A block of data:
** Start **

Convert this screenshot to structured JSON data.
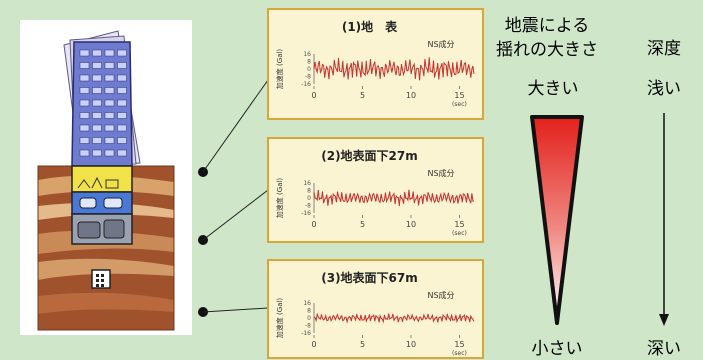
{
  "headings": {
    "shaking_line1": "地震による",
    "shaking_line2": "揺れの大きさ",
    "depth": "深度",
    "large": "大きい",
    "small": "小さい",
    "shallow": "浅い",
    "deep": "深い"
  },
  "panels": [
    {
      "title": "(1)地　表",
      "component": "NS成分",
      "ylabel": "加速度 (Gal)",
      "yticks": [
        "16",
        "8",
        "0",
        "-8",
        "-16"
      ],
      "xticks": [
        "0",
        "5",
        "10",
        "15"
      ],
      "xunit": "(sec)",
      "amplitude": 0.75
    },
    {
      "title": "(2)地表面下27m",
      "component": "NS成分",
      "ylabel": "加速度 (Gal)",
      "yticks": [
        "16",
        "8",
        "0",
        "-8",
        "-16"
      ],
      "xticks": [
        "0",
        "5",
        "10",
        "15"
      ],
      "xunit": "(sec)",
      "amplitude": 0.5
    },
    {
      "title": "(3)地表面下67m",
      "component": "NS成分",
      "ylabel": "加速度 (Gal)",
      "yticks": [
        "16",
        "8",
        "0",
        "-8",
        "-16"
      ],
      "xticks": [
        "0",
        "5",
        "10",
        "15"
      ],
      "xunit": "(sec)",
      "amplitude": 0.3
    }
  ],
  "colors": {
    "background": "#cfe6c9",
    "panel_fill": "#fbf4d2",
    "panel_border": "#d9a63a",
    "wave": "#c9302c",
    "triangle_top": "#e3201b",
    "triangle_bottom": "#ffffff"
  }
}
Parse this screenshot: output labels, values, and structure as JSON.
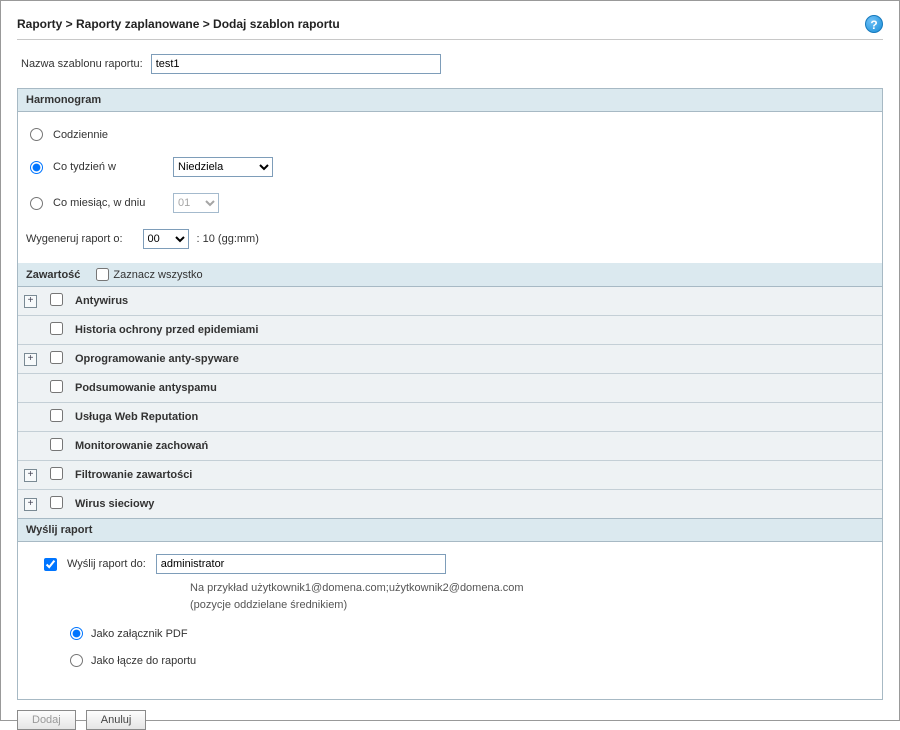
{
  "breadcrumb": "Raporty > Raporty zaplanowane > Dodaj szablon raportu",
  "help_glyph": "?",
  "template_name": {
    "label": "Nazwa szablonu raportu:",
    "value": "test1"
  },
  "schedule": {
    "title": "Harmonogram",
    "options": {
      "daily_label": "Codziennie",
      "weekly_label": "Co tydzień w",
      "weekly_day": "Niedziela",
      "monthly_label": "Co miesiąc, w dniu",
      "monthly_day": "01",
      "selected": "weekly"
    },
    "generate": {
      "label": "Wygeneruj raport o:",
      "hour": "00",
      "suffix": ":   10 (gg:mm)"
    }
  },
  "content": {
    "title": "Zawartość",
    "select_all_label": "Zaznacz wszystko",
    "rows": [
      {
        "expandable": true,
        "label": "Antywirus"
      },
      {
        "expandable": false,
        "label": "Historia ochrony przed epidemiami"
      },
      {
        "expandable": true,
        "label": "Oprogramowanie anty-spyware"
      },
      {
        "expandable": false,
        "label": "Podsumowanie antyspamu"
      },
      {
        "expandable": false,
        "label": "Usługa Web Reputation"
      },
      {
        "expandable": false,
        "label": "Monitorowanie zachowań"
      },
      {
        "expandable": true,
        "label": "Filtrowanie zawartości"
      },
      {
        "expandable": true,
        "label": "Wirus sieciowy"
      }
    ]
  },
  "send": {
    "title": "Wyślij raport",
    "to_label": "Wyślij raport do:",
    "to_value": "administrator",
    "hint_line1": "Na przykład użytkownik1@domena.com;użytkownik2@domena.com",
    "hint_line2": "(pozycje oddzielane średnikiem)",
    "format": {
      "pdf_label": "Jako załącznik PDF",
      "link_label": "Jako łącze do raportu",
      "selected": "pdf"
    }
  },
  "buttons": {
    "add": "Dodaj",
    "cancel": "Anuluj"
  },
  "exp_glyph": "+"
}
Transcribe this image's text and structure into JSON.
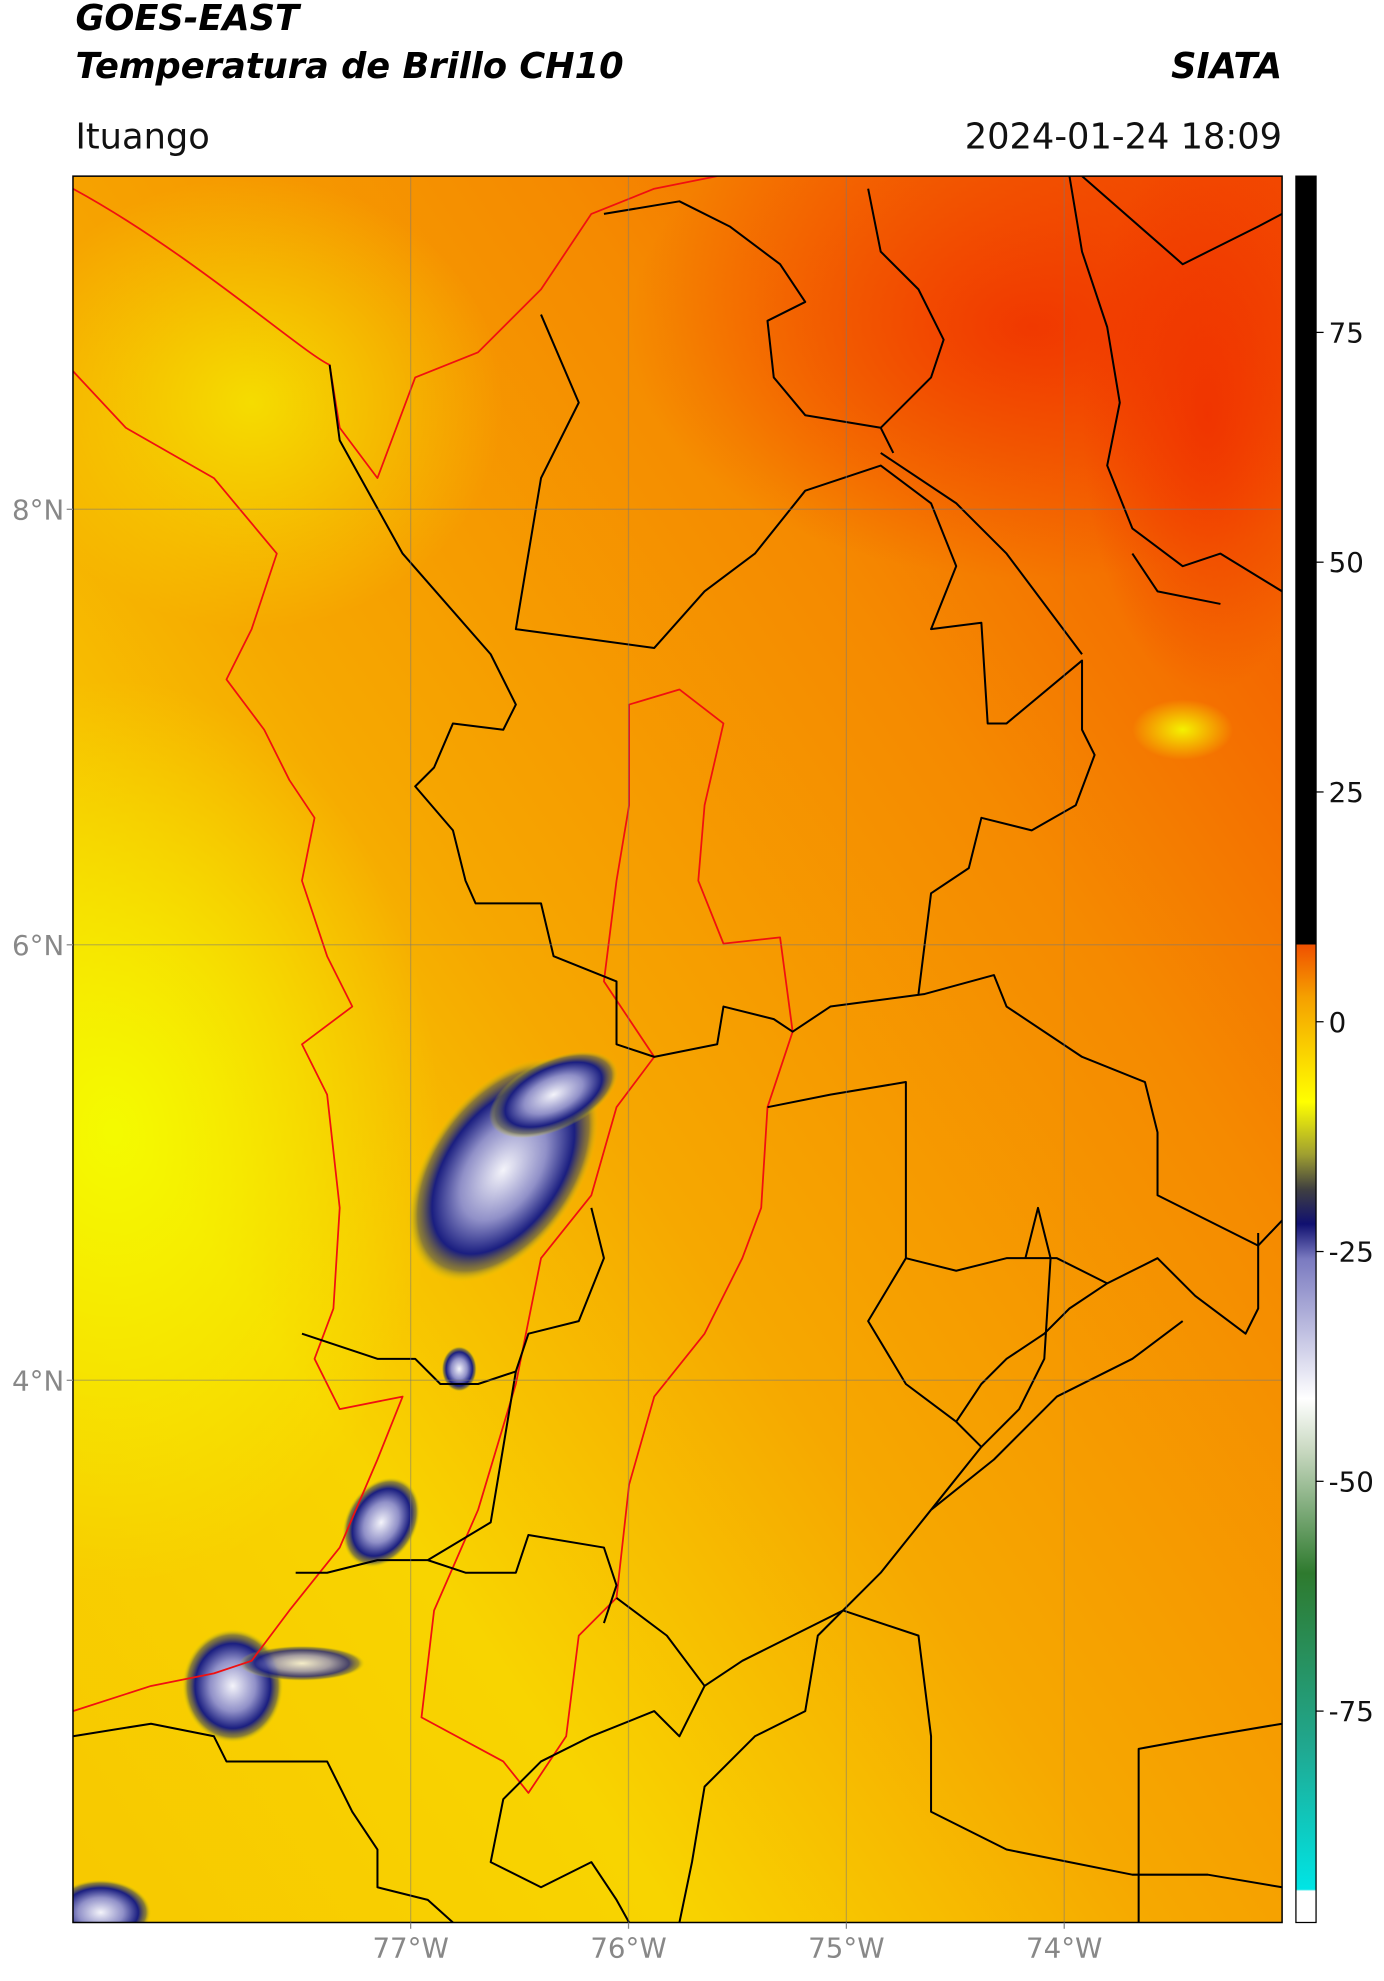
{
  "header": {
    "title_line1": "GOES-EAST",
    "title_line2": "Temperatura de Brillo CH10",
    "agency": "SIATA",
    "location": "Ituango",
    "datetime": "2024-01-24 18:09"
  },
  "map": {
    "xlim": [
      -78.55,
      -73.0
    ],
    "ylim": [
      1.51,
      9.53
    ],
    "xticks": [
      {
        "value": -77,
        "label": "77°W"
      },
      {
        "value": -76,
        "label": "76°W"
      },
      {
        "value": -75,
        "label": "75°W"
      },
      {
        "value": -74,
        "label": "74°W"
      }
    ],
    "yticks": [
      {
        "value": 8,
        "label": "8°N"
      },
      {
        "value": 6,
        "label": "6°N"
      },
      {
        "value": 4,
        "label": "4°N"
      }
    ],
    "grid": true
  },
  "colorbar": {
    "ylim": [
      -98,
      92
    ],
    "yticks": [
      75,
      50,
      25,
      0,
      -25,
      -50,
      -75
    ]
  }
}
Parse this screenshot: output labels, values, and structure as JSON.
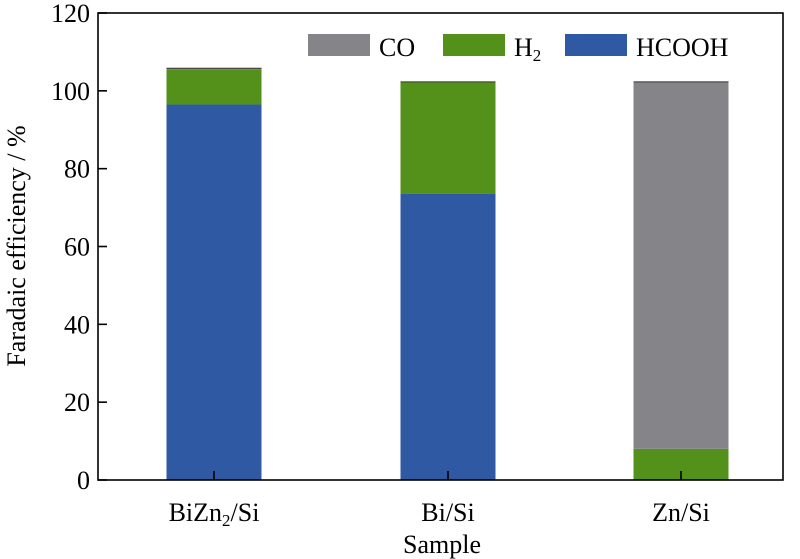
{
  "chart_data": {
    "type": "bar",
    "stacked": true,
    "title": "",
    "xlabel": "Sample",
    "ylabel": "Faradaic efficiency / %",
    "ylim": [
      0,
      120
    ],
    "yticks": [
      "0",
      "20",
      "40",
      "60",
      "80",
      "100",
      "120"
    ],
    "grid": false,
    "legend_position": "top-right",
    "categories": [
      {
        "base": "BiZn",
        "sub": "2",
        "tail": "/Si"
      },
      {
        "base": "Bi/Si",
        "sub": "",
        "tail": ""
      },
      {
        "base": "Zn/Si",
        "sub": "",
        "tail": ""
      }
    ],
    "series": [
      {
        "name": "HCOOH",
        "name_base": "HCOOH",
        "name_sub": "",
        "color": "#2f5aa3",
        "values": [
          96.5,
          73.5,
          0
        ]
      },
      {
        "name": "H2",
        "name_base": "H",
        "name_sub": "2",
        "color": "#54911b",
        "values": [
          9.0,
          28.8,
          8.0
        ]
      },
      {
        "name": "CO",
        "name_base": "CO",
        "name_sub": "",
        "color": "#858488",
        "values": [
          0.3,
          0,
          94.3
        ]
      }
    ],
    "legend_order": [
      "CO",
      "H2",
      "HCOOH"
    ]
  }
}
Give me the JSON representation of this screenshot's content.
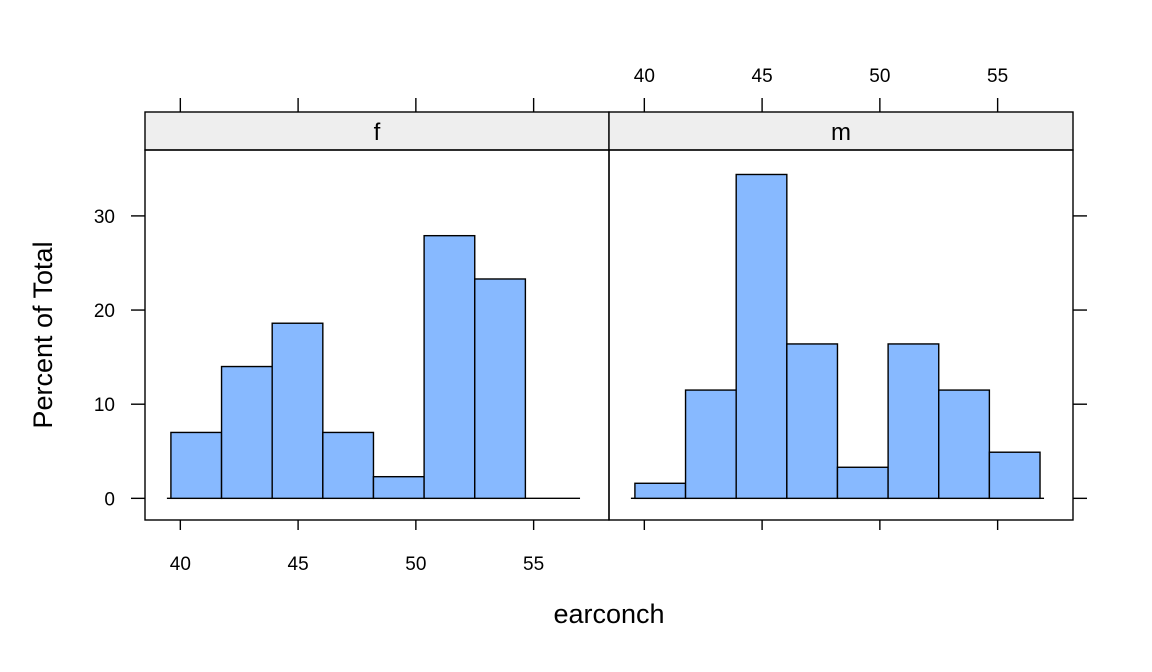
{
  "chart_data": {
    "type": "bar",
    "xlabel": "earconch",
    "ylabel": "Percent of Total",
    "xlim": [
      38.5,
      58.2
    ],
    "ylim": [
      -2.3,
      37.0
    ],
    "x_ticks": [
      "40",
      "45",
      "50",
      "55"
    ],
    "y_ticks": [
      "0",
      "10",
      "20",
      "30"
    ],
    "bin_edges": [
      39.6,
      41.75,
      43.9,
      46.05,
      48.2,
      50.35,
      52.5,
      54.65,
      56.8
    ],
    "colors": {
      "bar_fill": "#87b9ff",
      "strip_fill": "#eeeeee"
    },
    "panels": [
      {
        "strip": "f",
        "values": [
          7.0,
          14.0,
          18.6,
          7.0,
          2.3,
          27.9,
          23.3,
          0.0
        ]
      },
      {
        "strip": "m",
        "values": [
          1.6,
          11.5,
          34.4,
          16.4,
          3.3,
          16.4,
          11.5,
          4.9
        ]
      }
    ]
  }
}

** End **

# Short exercise:
What you return should match the records above word for word, minus the pictures.

# Task answer:
Convert this screenshot to structured JSON data.
{
  "headings": {
    "shaking_line1": "地震による",
    "shaking_line2": "揺れの大きさ",
    "depth": "深度",
    "large": "大きい",
    "small": "小さい",
    "shallow": "浅い",
    "deep": "深い"
  },
  "panels": [
    {
      "title": "(1)地　表",
      "component": "NS成分",
      "ylabel": "加速度 (Gal)",
      "yticks": [
        "16",
        "8",
        "0",
        "-8",
        "-16"
      ],
      "xticks": [
        "0",
        "5",
        "10",
        "15"
      ],
      "xunit": "(sec)",
      "amplitude": 0.75
    },
    {
      "title": "(2)地表面下27m",
      "component": "NS成分",
      "ylabel": "加速度 (Gal)",
      "yticks": [
        "16",
        "8",
        "0",
        "-8",
        "-16"
      ],
      "xticks": [
        "0",
        "5",
        "10",
        "15"
      ],
      "xunit": "(sec)",
      "amplitude": 0.5
    },
    {
      "title": "(3)地表面下67m",
      "component": "NS成分",
      "ylabel": "加速度 (Gal)",
      "yticks": [
        "16",
        "8",
        "0",
        "-8",
        "-16"
      ],
      "xticks": [
        "0",
        "5",
        "10",
        "15"
      ],
      "xunit": "(sec)",
      "amplitude": 0.3
    }
  ],
  "colors": {
    "background": "#cfe6c9",
    "panel_fill": "#fbf4d2",
    "panel_border": "#d9a63a",
    "wave": "#c9302c",
    "triangle_top": "#e3201b",
    "triangle_bottom": "#ffffff"
  }
}
Parse this screenshot: output labels, values, and structure as JSON.
{
  "breadcrumb": "Raporty > Raporty zaplanowane > Dodaj szablon raportu",
  "help_glyph": "?",
  "template_name": {
    "label": "Nazwa szablonu raportu:",
    "value": "test1"
  },
  "schedule": {
    "title": "Harmonogram",
    "options": {
      "daily_label": "Codziennie",
      "weekly_label": "Co tydzień w",
      "weekly_day": "Niedziela",
      "monthly_label": "Co miesiąc, w dniu",
      "monthly_day": "01",
      "selected": "weekly"
    },
    "generate": {
      "label": "Wygeneruj raport o:",
      "hour": "00",
      "suffix": ":   10 (gg:mm)"
    }
  },
  "content": {
    "title": "Zawartość",
    "select_all_label": "Zaznacz wszystko",
    "rows": [
      {
        "expandable": true,
        "label": "Antywirus"
      },
      {
        "expandable": false,
        "label": "Historia ochrony przed epidemiami"
      },
      {
        "expandable": true,
        "label": "Oprogramowanie anty-spyware"
      },
      {
        "expandable": false,
        "label": "Podsumowanie antyspamu"
      },
      {
        "expandable": false,
        "label": "Usługa Web Reputation"
      },
      {
        "expandable": false,
        "label": "Monitorowanie zachowań"
      },
      {
        "expandable": true,
        "label": "Filtrowanie zawartości"
      },
      {
        "expandable": true,
        "label": "Wirus sieciowy"
      }
    ]
  },
  "send": {
    "title": "Wyślij raport",
    "to_label": "Wyślij raport do:",
    "to_value": "administrator",
    "hint_line1": "Na przykład użytkownik1@domena.com;użytkownik2@domena.com",
    "hint_line2": "(pozycje oddzielane średnikiem)",
    "format": {
      "pdf_label": "Jako załącznik PDF",
      "link_label": "Jako łącze do raportu",
      "selected": "pdf"
    }
  },
  "buttons": {
    "add": "Dodaj",
    "cancel": "Anuluj"
  },
  "exp_glyph": "+"
}
Transcribe this image's text and structure into JSON.
{
  "header": {
    "title_line1": "GOES-EAST",
    "title_line2": "Temperatura de Brillo CH10",
    "agency": "SIATA",
    "location": "Ituango",
    "datetime": "2024-01-24 18:09"
  },
  "map": {
    "xlim": [
      -78.55,
      -73.0
    ],
    "ylim": [
      1.51,
      9.53
    ],
    "xticks": [
      {
        "value": -77,
        "label": "77°W"
      },
      {
        "value": -76,
        "label": "76°W"
      },
      {
        "value": -75,
        "label": "75°W"
      },
      {
        "value": -74,
        "label": "74°W"
      }
    ],
    "yticks": [
      {
        "value": 8,
        "label": "8°N"
      },
      {
        "value": 6,
        "label": "6°N"
      },
      {
        "value": 4,
        "label": "4°N"
      }
    ],
    "grid": true
  },
  "colorbar": {
    "ylim": [
      -98,
      92
    ],
    "yticks": [
      75,
      50,
      25,
      0,
      -25,
      -50,
      -75
    ]
  }
}
Parse this screenshot: output labels, values, and structure as JSON.
{
  "chart_data": {
    "type": "bar",
    "stacked": true,
    "title": "",
    "xlabel": "Sample",
    "ylabel": "Faradaic efficiency / %",
    "ylim": [
      0,
      120
    ],
    "yticks": [
      "0",
      "20",
      "40",
      "60",
      "80",
      "100",
      "120"
    ],
    "grid": false,
    "legend_position": "top-right",
    "categories": [
      {
        "base": "BiZn",
        "sub": "2",
        "tail": "/Si"
      },
      {
        "base": "Bi/Si",
        "sub": "",
        "tail": ""
      },
      {
        "base": "Zn/Si",
        "sub": "",
        "tail": ""
      }
    ],
    "series": [
      {
        "name": "HCOOH",
        "name_base": "HCOOH",
        "name_sub": "",
        "color": "#2f5aa3",
        "values": [
          96.5,
          73.5,
          0
        ]
      },
      {
        "name": "H2",
        "name_base": "H",
        "name_sub": "2",
        "color": "#54911b",
        "values": [
          9.0,
          28.8,
          8.0
        ]
      },
      {
        "name": "CO",
        "name_base": "CO",
        "name_sub": "",
        "color": "#858488",
        "values": [
          0.3,
          0,
          94.3
        ]
      }
    ],
    "legend_order": [
      "CO",
      "H2",
      "HCOOH"
    ]
  }
}
Give me the JSON representation of this screenshot's content.
{
  "chart_data": {
    "type": "bar",
    "xlabel": "earconch",
    "ylabel": "Percent of Total",
    "xlim": [
      38.5,
      58.2
    ],
    "ylim": [
      -2.3,
      37.0
    ],
    "x_ticks": [
      "40",
      "45",
      "50",
      "55"
    ],
    "y_ticks": [
      "0",
      "10",
      "20",
      "30"
    ],
    "bin_edges": [
      39.6,
      41.75,
      43.9,
      46.05,
      48.2,
      50.35,
      52.5,
      54.65,
      56.8
    ],
    "colors": {
      "bar_fill": "#87b9ff",
      "strip_fill": "#eeeeee"
    },
    "panels": [
      {
        "strip": "f",
        "values": [
          7.0,
          14.0,
          18.6,
          7.0,
          2.3,
          27.9,
          23.3,
          0.0
        ]
      },
      {
        "strip": "m",
        "values": [
          1.6,
          11.5,
          34.4,
          16.4,
          3.3,
          16.4,
          11.5,
          4.9
        ]
      }
    ]
  }
}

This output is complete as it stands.